- _TASK DESCRIPTION_:
Would you copy out the whole listing exactly as given?

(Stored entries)
+ + + + +
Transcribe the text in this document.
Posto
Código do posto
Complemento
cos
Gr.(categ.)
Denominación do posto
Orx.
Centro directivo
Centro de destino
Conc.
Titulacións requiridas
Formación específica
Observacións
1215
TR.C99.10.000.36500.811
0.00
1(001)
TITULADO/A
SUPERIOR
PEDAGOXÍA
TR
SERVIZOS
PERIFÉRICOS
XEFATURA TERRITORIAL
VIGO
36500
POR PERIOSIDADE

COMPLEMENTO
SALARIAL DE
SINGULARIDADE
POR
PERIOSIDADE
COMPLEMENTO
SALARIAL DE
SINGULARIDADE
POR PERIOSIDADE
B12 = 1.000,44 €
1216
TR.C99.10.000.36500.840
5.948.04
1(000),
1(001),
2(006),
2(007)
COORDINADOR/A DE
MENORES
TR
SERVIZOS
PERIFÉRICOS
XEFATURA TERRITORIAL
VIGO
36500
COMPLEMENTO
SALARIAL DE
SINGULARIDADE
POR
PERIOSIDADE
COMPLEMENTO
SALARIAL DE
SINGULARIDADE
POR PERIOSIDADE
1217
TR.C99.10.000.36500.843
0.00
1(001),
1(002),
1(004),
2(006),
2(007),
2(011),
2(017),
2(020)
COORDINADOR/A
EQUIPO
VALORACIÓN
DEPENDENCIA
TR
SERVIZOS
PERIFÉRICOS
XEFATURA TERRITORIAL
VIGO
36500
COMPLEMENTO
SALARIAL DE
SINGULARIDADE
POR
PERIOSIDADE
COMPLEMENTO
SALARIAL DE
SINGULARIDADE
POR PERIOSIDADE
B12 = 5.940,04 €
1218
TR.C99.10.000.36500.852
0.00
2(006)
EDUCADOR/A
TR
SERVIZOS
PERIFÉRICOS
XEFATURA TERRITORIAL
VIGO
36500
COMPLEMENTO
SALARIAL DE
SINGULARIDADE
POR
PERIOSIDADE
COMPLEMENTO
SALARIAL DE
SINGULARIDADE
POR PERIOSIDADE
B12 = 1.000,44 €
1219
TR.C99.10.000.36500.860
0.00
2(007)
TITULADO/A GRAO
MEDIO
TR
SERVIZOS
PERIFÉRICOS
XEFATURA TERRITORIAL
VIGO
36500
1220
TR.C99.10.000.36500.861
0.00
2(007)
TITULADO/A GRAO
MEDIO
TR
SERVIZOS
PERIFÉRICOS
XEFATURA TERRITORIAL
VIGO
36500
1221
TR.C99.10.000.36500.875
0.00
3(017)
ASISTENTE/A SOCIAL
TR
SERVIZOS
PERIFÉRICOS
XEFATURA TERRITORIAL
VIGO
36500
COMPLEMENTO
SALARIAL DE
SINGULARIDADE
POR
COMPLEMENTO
+ + + + +
- _TASK OUTPUT_:
Transcribe the text in this document.
Posto
Código do posto
Complemento
cos
Gr.(categ.)
Denominación do posto
Orx.
Centro directivo
Centro de destino
Conc.
Titulacións requiridas
Formación específica
Observacións
1215
TR.C99.10.000.36500.811
0.00
1(001)
TITULADO/A
SUPERIOR
PEDAGOXÍA
TR
SERVIZOS
PERIFÉRICOS
XEFATURA TERRITORIAL
VIGO
36500
POR PERIOSIDADE

COMPLEMENTO
SALARIAL DE
SINGULARIDADE
POR
PERIOSIDADE
COMPLEMENTO
SALARIAL DE
SINGULARIDADE
POR PERIOSIDADE
B12 = 1.000,44 €
1216
TR.C99.10.000.36500.840
5.948.04
1(000),
1(001),
2(006),
2(007)
COORDINADOR/A DE
MENORES
TR
SERVIZOS
PERIFÉRICOS
XEFATURA TERRITORIAL
VIGO
36500
COMPLEMENTO
SALARIAL DE
SINGULARIDADE
POR
PERIOSIDADE
COMPLEMENTO
SALARIAL DE
SINGULARIDADE
POR PERIOSIDADE
1217
TR.C99.10.000.36500.843
0.00
1(001),
1(002),
1(004),
2(006),
2(007),
2(011),
2(017),
2(020)
COORDINADOR/A
EQUIPO
VALORACIÓN
DEPENDENCIA
TR
SERVIZOS
PERIFÉRICOS
XEFATURA TERRITORIAL
VIGO
36500
COMPLEMENTO
SALARIAL DE
SINGULARIDADE
POR
PERIOSIDADE
COMPLEMENTO
SALARIAL DE
SINGULARIDADE
POR PERIOSIDADE
B12 = 5.940,04 €
1218
TR.C99.10.000.36500.852
0.00
2(006)
EDUCADOR/A
TR
SERVIZOS
PERIFÉRICOS
XEFATURA TERRITORIAL
VIGO
36500
COMPLEMENTO
SALARIAL DE
SINGULARIDADE
POR
PERIOSIDADE
COMPLEMENTO
SALARIAL DE
SINGULARIDADE
POR PERIOSIDADE
B12 = 1.000,44 €
1219
TR.C99.10.000.36500.860
0.00
2(007)
TITULADO/A GRAO
MEDIO
TR
SERVIZOS
PERIFÉRICOS
XEFATURA TERRITORIAL
VIGO
36500
1220
TR.C99.10.000.36500.861
0.00
2(007)
TITULADO/A GRAO
MEDIO
TR
SERVIZOS
PERIFÉRICOS
XEFATURA TERRITORIAL
VIGO
36500
1221
TR.C99.10.000.36500.875
0.00
3(017)
ASISTENTE/A SOCIAL
TR
SERVIZOS
PERIFÉRICOS
XEFATURA TERRITORIAL
VIGO
36500
COMPLEMENTO
SALARIAL DE
SINGULARIDADE
POR
COMPLEMENTO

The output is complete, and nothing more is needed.